→ **TEXT EXCERPT**
** start **

Monday, October 1, 2007
Why Don't You Just Say What You Mean?
Below is the text of my keynote speech last night at Temple Beth Am for the H2R Fundraiser. No wonder no one ever asks me to speak anymore.
I was going to speak extemporaneously, but then Sally told me I couldn’t swear, and I thought I’d be better off tonight with a written speech.
The other thing she said was, “Oh, and no Jew jokes.” Not a problem, I thought. No swearing, no Jew jokes. Got it. I can do that.
And then I run into her at the Interfaith Task Force Building Political Will conference a few weeks ago and she says, “and don’t talk about Jesus.”
At this point I’m wondering if maybe she’s having some second thoughts. Like, she thinks I’m going to conclude by asking you all to look in your hearts and consider, “What would Jesus Do?”
So a few days ago, I thought I’d play with her.
We’re talking about directions here and she’s trying to explain the weird intersection at 80th and 26th or something and I say, “Sally, I’ll find it. I’ll just look for the big steeple with the cross.”
And there’s this moment of silence. And she says, “Tim, that is wrong on so many levels.”
But thanks for having me anyway.
I don’t get that many speaking gigs anymore, since I contracted Tourette’s earlier this year.
I hope, a half hour from now, that you’re not regretting the invitation.
I’ve been writing a lot lately, and that’s led to a lot of thinking, and anyone who in these times thinks much is pretty angry.
So I’m here tonight as an angry person
I’m angry because I see the feds claiming to end homelessness while they attack programs that serve the poor, and continue to walk way from their commitments to housing.
I’m angry because I see homelessness framed mostly as a matter of helping dysfunctional people, as opposed to changing a broken system.
I see homeless advocacy that doesn’t really include the voices of poor people or support the organizing we need to see.
I see a “movement to end homelessness” that embraces cost-benefit analysis in order to minimize the expense society must bear for the poor.
A movement that mostly avoids the big picture because we’d rather be “making a real difference” by being immediate and practical, and besides, we’ve tried that whole ending poverty and inequality thing before and it didn’t work.
I see a two-tiered economy, what Barbrara Ehrenreich once dubbed the Kmart/Bloomingdales economy, in which the educated middle class on up does better and better, and other working people struggle more and more to make ends meet. As the middle class continues to erode and face more economic insecurity, we are becoming the Value Village/Tiffanies economy.
I see the people who sell Real Change. About 60% claim some form of disability, and the help available to them is pathetic. I see functional nine year olds coping year after year in a shelter system they can’t escape.
There is a three to six year wait for public housing, and lots of road blocks designed to knock you off that list.
If you’re dirt poor, and more and more people are, you have to be suicidal or homicidal to get mental health treatment.
Options for substance abuse treatment are pathetically under-funded and largely short term, and too often people leave treatment to face the same hopelessness that drove them to drugs in the first place.
And here’s where I go from being angry to being downright bitter. The rhetoric is that in all of this, we’ve chosen to End Homelessness, and not just maintain the structures of mitigation. And we do this by institutionalizing new, but more localized, structures of mitigation.
We say we’re taking a structural approach to ending homelessness, and yet the structures of poverty and inequality itself go largely undiscussed in our work, much less directly challenged.
I believe homelessness can be ended. We’ve ended it before.

** end **

→ **SET EXERCISE**
Print, word for word, the part of the keynote speech on homelessness that opens with the words containing "Options for substance" and closes with "the first place.".

(Boxed element entries)
** start **

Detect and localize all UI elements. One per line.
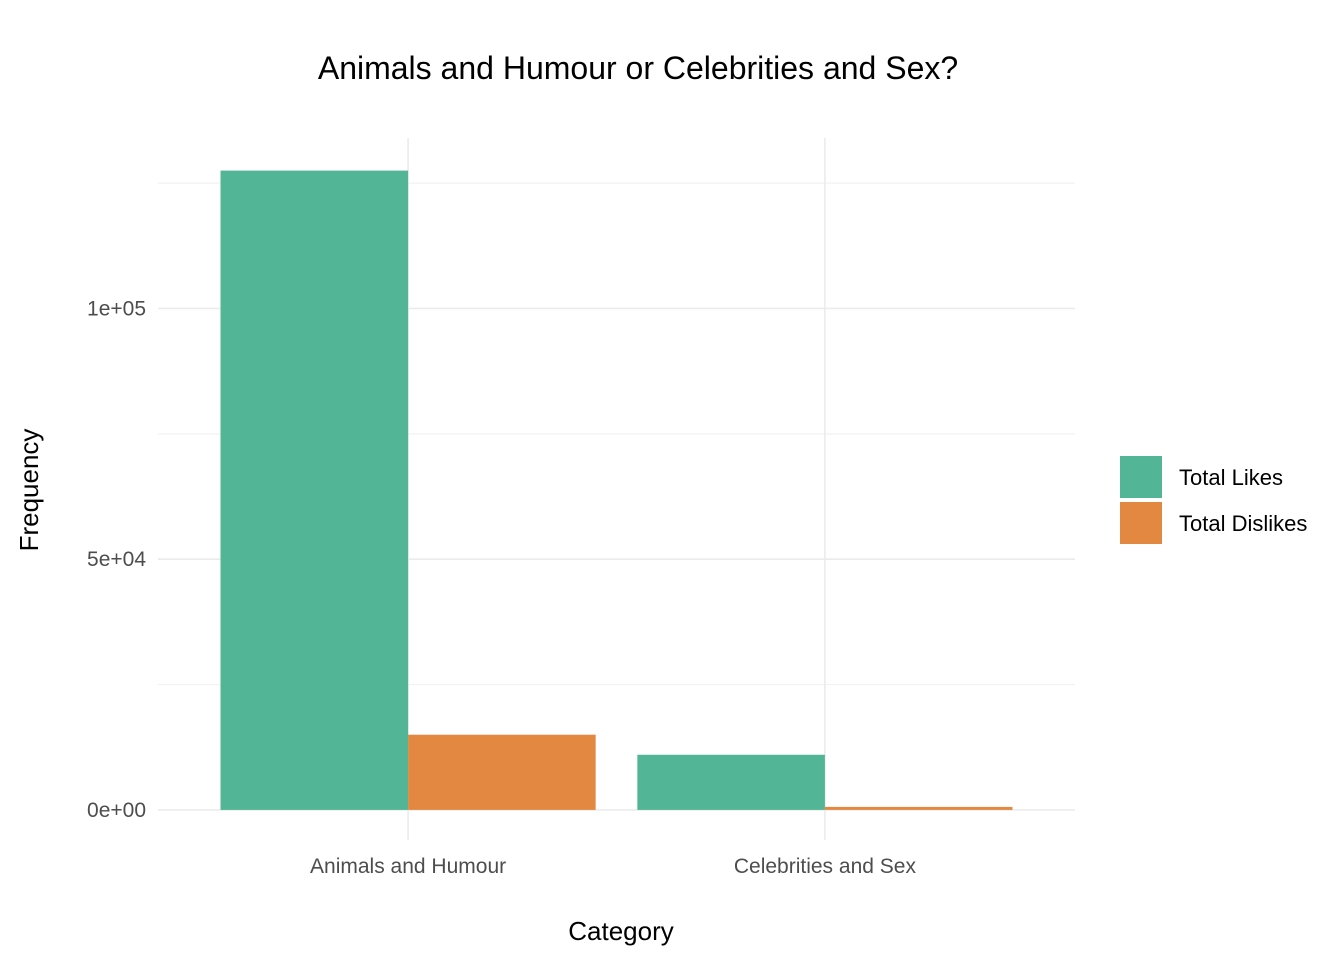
y-axis-title: Frequency: [14, 429, 44, 552]
x-tick-label: Animals and Humour: [310, 855, 506, 878]
chart-title: Animals and Humour or Celebrities and Se…: [318, 50, 958, 86]
y-tick-label: 1e+05: [87, 297, 146, 320]
x-tick-label: Celebrities and Sex: [734, 855, 917, 878]
bar-total-dislikes-1: [824, 806, 1013, 810]
bar-total-dislikes-0: [408, 734, 596, 810]
legend-label: Total Dislikes: [1179, 511, 1307, 536]
bars: [220, 170, 1013, 810]
bar-total-likes-1: [637, 754, 825, 810]
legend-label: Total Likes: [1179, 465, 1283, 490]
x-axis-ticks: Animals and Humour Celebrities and Sex: [310, 855, 916, 878]
x-axis-title: Category: [568, 916, 674, 946]
legend-key-total-likes: [1120, 456, 1162, 498]
y-tick-label: 5e+04: [87, 548, 146, 571]
bar-total-likes-0: [220, 170, 409, 810]
y-tick-label: 0e+00: [87, 799, 146, 822]
legend-key-total-dislikes: [1120, 502, 1162, 544]
y-axis-ticks: 0e+00 5e+04 1e+05: [87, 297, 146, 821]
legend: Total Likes Total Dislikes: [1120, 456, 1307, 544]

** end **

→ **THE ANSWER**
Options for substance abuse treatment are pathetically under-funded and largely short term, and too often people leave treatment to face the same hopelessness that drove them to drugs in the first place.